» **STATED EXERCISE**:
Check each line below for the word "xlabel", and copy those that have it.

» **SOURCE RECORDS**:
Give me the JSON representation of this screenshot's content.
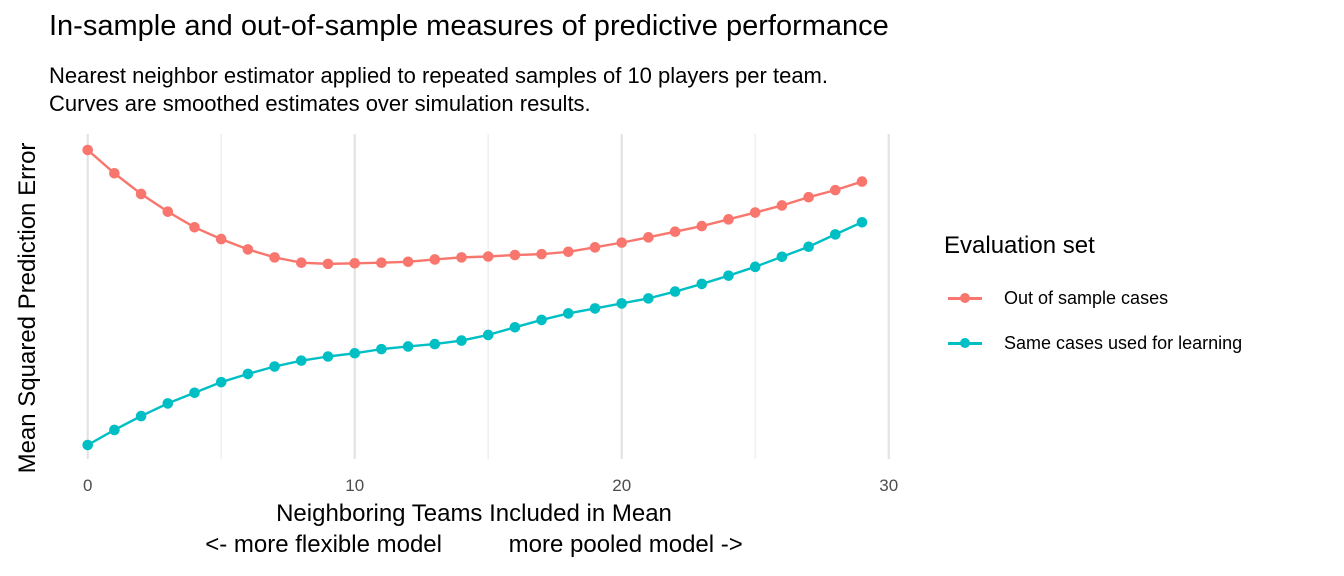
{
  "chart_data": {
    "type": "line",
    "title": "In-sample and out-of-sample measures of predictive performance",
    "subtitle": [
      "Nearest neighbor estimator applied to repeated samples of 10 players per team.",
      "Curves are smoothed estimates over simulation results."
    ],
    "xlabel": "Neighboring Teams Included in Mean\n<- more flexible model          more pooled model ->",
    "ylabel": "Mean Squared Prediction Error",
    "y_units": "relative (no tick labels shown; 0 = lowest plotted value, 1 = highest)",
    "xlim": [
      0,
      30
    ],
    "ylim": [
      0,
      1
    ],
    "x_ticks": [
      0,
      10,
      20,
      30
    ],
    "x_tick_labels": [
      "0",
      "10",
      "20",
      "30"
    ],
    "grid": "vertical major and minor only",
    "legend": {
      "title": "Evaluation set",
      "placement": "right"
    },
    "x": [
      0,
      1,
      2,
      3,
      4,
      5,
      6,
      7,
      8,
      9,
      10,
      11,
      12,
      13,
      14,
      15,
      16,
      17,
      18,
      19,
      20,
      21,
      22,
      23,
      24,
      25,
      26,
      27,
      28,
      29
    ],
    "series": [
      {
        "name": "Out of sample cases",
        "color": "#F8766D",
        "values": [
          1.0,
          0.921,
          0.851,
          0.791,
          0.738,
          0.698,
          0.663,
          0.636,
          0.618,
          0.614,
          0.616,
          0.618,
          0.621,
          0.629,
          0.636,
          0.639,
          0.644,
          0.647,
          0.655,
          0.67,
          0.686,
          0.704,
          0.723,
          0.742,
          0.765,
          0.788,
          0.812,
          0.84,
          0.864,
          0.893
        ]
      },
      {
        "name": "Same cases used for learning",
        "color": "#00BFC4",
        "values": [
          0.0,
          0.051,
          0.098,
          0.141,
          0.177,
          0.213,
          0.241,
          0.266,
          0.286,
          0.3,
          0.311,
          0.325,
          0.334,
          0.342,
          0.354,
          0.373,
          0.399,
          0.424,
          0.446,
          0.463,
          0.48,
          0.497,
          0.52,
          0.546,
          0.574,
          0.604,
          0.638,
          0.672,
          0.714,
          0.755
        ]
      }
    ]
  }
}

* * *

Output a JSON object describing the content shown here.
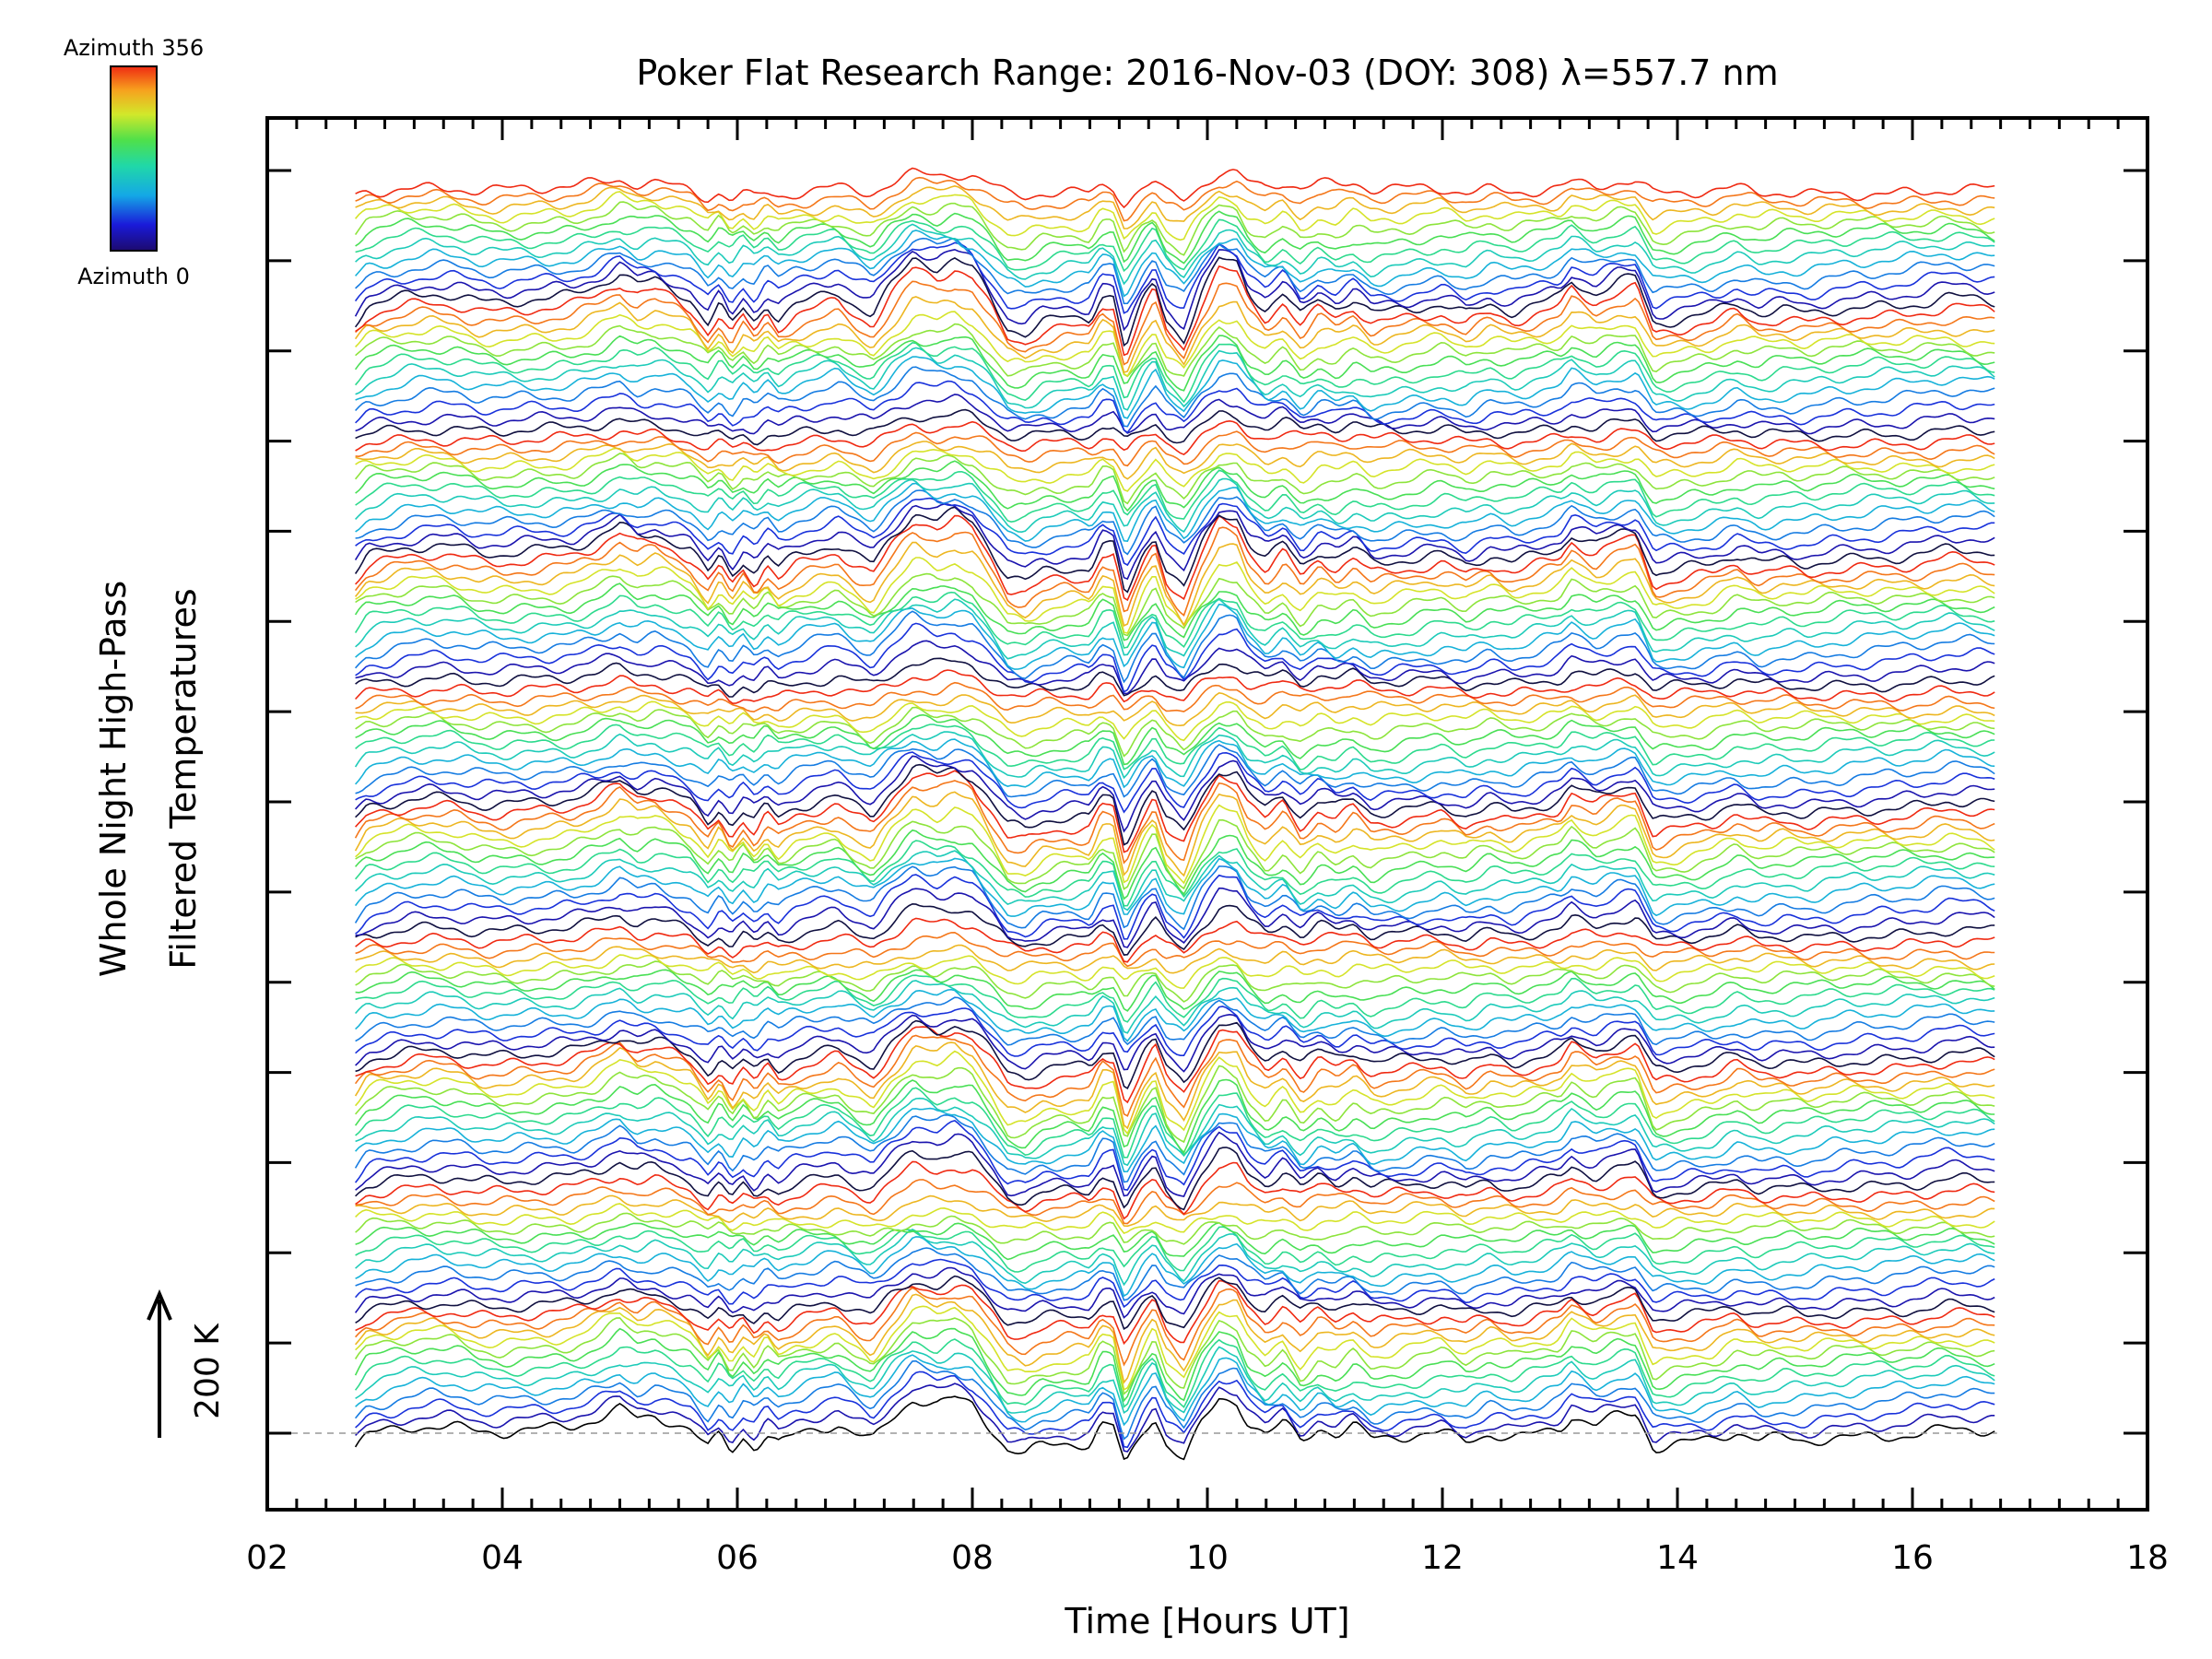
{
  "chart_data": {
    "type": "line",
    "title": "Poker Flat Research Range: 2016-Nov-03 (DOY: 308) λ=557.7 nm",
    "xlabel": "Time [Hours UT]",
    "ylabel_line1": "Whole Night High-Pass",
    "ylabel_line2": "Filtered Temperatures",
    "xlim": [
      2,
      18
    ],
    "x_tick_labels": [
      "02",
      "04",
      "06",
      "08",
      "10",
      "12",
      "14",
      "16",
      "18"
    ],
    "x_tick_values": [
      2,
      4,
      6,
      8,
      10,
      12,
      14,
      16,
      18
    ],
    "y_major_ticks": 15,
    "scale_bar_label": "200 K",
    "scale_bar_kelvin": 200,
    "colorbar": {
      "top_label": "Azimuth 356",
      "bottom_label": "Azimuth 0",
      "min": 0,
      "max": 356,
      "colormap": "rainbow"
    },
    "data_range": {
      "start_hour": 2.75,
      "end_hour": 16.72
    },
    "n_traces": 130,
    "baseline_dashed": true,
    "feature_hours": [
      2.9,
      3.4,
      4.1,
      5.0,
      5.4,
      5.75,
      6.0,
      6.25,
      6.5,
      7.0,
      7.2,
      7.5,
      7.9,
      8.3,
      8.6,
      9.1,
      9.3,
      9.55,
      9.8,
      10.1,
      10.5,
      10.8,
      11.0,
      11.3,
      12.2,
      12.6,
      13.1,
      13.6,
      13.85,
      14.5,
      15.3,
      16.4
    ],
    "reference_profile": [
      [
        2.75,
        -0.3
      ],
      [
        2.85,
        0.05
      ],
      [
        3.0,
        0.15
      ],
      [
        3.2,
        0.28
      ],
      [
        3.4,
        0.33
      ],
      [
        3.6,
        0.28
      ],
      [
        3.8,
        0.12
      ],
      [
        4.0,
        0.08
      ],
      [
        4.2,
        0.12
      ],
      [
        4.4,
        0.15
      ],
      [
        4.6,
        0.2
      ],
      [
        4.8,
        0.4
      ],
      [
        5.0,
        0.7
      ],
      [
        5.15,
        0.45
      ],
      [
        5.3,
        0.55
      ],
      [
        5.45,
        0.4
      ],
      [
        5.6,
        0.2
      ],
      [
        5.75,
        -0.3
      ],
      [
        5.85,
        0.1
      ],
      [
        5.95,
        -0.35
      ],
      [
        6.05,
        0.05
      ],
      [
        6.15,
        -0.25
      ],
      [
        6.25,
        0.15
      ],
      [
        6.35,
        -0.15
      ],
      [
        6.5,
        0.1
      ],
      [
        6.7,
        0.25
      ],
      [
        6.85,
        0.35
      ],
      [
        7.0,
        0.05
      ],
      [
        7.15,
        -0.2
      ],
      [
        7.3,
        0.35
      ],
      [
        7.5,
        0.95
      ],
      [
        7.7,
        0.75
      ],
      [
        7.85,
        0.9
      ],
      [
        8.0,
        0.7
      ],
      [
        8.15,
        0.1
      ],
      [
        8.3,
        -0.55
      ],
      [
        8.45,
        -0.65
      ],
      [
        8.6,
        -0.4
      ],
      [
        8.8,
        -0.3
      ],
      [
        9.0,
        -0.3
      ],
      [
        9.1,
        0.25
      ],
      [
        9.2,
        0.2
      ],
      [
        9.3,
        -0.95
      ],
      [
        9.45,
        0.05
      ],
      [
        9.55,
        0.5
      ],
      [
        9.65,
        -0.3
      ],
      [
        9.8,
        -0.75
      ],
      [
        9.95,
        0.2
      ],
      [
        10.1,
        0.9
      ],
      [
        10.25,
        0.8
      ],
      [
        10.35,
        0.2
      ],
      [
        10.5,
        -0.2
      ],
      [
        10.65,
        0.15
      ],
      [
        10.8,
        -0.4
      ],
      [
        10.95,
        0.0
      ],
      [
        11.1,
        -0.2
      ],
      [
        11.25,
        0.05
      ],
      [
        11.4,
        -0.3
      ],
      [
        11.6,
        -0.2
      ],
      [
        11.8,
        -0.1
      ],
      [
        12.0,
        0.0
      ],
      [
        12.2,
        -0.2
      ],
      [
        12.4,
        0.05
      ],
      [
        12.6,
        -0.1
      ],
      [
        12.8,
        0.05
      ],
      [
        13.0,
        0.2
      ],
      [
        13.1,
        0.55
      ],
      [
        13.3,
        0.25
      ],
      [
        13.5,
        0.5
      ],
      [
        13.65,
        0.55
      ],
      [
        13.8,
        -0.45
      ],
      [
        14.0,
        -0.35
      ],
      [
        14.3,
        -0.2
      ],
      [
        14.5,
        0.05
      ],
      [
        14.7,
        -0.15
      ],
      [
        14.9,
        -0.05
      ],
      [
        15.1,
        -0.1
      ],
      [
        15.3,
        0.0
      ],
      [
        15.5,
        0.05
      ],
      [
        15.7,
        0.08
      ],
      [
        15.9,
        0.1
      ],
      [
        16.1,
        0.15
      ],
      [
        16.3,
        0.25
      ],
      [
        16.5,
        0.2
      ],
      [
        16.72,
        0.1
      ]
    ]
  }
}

* * *

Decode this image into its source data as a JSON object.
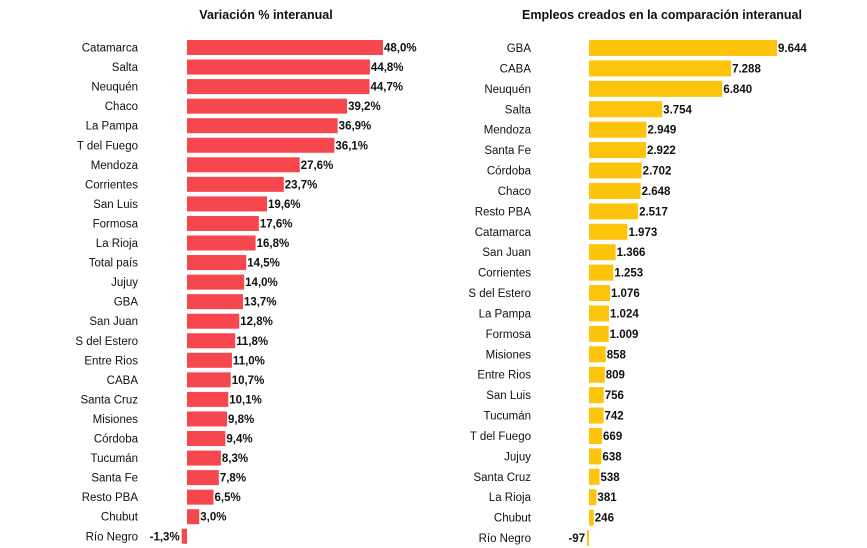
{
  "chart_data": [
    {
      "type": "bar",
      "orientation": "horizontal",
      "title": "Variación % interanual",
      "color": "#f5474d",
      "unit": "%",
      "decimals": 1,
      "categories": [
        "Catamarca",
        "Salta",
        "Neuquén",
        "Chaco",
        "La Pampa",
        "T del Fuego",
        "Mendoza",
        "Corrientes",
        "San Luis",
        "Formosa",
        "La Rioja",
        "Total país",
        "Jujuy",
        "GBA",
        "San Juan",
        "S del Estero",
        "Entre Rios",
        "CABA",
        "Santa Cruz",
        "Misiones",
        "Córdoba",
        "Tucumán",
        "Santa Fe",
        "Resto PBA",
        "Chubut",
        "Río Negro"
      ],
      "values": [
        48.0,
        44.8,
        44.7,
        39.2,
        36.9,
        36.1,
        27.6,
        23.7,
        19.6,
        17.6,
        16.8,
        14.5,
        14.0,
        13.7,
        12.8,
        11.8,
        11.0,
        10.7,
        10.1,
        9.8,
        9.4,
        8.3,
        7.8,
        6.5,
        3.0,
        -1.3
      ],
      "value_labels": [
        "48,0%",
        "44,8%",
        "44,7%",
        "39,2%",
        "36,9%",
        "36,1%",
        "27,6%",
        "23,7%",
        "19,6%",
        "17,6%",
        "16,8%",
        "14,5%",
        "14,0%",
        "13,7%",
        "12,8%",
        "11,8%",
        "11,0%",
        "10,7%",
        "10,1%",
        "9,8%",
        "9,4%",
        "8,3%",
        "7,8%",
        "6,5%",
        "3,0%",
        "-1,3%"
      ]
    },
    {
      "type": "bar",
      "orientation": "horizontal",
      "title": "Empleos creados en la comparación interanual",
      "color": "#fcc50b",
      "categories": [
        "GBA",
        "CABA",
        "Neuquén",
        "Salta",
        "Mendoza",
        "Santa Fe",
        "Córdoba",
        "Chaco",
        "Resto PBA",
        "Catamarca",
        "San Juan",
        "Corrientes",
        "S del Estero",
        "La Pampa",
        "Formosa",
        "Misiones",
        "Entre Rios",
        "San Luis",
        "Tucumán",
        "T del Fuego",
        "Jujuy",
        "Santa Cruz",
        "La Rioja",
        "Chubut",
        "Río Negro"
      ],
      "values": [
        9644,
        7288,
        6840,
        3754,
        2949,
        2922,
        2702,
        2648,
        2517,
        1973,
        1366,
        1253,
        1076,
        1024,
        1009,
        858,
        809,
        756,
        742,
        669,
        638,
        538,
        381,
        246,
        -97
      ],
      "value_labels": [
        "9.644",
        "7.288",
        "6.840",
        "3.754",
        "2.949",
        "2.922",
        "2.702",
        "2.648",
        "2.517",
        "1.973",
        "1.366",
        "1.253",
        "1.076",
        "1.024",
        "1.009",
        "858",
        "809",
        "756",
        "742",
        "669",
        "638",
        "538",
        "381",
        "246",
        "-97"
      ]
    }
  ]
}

» **SOLUTION FOR THIS EXERCISE**:
    "xlabel": "Neighboring Teams Included in Mean\n<- more flexible model          more pooled model ->",
    "xlabel": "Time [Hours UT]",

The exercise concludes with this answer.